* **Data shown**:
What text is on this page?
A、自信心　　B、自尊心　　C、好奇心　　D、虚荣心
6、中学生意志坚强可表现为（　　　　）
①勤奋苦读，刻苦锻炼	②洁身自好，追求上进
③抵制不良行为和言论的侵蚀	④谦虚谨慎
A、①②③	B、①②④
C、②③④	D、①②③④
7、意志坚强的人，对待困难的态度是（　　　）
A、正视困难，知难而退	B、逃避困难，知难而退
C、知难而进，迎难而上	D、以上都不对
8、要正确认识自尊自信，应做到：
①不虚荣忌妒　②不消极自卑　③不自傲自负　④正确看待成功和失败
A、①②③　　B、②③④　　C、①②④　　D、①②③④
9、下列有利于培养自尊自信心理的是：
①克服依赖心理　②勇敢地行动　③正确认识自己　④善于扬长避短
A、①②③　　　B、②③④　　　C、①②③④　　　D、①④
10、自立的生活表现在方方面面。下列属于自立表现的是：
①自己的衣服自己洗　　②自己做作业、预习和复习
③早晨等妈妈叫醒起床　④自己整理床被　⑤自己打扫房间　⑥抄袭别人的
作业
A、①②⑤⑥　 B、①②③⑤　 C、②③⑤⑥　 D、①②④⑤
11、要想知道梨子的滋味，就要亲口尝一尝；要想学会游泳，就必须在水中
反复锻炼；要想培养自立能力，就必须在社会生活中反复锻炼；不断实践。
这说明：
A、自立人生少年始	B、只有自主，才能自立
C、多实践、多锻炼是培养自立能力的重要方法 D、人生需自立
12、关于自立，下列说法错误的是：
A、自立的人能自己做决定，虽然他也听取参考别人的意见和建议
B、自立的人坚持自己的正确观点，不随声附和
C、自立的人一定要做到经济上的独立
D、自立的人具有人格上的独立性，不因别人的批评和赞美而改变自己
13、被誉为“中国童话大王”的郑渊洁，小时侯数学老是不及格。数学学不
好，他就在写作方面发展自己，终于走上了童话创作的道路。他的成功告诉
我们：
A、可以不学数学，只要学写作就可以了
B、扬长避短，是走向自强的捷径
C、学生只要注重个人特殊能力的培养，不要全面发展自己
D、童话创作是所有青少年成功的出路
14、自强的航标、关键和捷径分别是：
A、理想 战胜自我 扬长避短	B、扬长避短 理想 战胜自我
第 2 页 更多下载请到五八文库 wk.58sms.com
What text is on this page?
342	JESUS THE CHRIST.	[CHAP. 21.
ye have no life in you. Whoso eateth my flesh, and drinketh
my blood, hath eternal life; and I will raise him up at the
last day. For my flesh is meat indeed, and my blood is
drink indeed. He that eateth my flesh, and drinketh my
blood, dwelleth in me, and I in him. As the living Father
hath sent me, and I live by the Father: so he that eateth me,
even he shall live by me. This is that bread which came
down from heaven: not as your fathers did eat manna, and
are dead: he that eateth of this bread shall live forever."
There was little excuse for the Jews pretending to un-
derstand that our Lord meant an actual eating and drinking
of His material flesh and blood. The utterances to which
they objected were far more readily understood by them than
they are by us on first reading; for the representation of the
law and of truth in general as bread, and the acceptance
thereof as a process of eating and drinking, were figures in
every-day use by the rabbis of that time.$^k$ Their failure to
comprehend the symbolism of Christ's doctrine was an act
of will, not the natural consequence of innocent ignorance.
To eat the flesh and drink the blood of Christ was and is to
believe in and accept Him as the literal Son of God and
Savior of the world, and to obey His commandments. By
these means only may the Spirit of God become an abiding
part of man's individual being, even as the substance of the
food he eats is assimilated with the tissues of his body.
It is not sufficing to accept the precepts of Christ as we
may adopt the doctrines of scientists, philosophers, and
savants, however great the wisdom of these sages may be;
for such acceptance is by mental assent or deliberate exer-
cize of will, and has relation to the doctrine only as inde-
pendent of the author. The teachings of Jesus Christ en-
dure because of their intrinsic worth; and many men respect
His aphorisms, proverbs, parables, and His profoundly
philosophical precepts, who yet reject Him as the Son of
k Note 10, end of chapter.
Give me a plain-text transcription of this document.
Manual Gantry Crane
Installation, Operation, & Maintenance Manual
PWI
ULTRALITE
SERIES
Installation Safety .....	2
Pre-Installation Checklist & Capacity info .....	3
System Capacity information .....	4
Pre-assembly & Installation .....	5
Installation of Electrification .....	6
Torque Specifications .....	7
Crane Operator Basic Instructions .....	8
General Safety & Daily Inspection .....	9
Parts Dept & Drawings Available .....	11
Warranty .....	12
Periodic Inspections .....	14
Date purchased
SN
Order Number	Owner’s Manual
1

* **Written problem**: Word for word, restate all of the data shown above.

* **Answer to this task**:
What text is on this page?
A、自信心　　B、自尊心　　C、好奇心　　D、虚荣心
6、中学生意志坚强可表现为（　　　　）
①勤奋苦读，刻苦锻炼	②洁身自好，追求上进
③抵制不良行为和言论的侵蚀	④谦虚谨慎
A、①②③	B、①②④
C、②③④	D、①②③④
7、意志坚强的人，对待困难的态度是（　　　）
A、正视困难，知难而退	B、逃避困难，知难而退
C、知难而进，迎难而上	D、以上都不对
8、要正确认识自尊自信，应做到：
①不虚荣忌妒　②不消极自卑　③不自傲自负　④正确看待成功和失败
A、①②③　　B、②③④　　C、①②④　　D、①②③④
9、下列有利于培养自尊自信心理的是：
①克服依赖心理　②勇敢地行动　③正确认识自己　④善于扬长避短
A、①②③　　　B、②③④　　　C、①②③④　　　D、①④
10、自立的生活表现在方方面面。下列属于自立表现的是：
①自己的衣服自己洗　　②自己做作业、预习和复习
③早晨等妈妈叫醒起床　④自己整理床被　⑤自己打扫房间　⑥抄袭别人的
作业
A、①②⑤⑥　 B、①②③⑤　 C、②③⑤⑥　 D、①②④⑤
11、要想知道梨子的滋味，就要亲口尝一尝；要想学会游泳，就必须在水中
反复锻炼；要想培养自立能力，就必须在社会生活中反复锻炼；不断实践。
这说明：
A、自立人生少年始	B、只有自主，才能自立
C、多实践、多锻炼是培养自立能力的重要方法 D、人生需自立
12、关于自立，下列说法错误的是：
A、自立的人能自己做决定，虽然他也听取参考别人的意见和建议
B、自立的人坚持自己的正确观点，不随声附和
C、自立的人一定要做到经济上的独立
D、自立的人具有人格上的独立性，不因别人的批评和赞美而改变自己
13、被誉为“中国童话大王”的郑渊洁，小时侯数学老是不及格。数学学不
好，他就在写作方面发展自己，终于走上了童话创作的道路。他的成功告诉
我们：
A、可以不学数学，只要学写作就可以了
B、扬长避短，是走向自强的捷径
C、学生只要注重个人特殊能力的培养，不要全面发展自己
D、童话创作是所有青少年成功的出路
14、自强的航标、关键和捷径分别是：
A、理想 战胜自我 扬长避短	B、扬长避短 理想 战胜自我
第 2 页 更多下载请到五八文库 wk.58sms.com
What text is on this page?
342	JESUS THE CHRIST.	[CHAP. 21.
ye have no life in you. Whoso eateth my flesh, and drinketh
my blood, hath eternal life; and I will raise him up at the
last day. For my flesh is meat indeed, and my blood is
drink indeed. He that eateth my flesh, and drinketh my
blood, dwelleth in me, and I in him. As the living Father
hath sent me, and I live by the Father: so he that eateth me,
even he shall live by me. This is that bread which came
down from heaven: not as your fathers did eat manna, and
are dead: he that eateth of this bread shall live forever."
There was little excuse for the Jews pretending to un-
derstand that our Lord meant an actual eating and drinking
of His material flesh and blood. The utterances to which
they objected were far more readily understood by them than
they are by us on first reading; for the representation of the
law and of truth in general as bread, and the acceptance
thereof as a process of eating and drinking, were figures in
every-day use by the rabbis of that time.$^k$ Their failure to
comprehend the symbolism of Christ's doctrine was an act
of will, not the natural consequence of innocent ignorance.
To eat the flesh and drink the blood of Christ was and is to
believe in and accept Him as the literal Son of God and
Savior of the world, and to obey His commandments. By
these means only may the Spirit of God become an abiding
part of man's individual being, even as the substance of the
food he eats is assimilated with the tissues of his body.
It is not sufficing to accept the precepts of Christ as we
may adopt the doctrines of scientists, philosophers, and
savants, however great the wisdom of these sages may be;
for such acceptance is by mental assent or deliberate exer-
cize of will, and has relation to the doctrine only as inde-
pendent of the author. The teachings of Jesus Christ en-
dure because of their intrinsic worth; and many men respect
His aphorisms, proverbs, parables, and His profoundly
philosophical precepts, who yet reject Him as the Son of
k Note 10, end of chapter.
Give me a plain-text transcription of this document.
Manual Gantry Crane
Installation, Operation, & Maintenance Manual
PWI
ULTRALITE
SERIES
Installation Safety .....	2
Pre-Installation Checklist & Capacity info .....	3
System Capacity information .....	4
Pre-assembly & Installation .....	5
Installation of Electrification .....	6
Torque Specifications .....	7
Crane Operator Basic Instructions .....	8
General Safety & Daily Inspection .....	9
Parts Dept & Drawings Available .....	11
Warranty .....	12
Periodic Inspections .....	14
Date purchased
SN
Order Number	Owner’s Manual
1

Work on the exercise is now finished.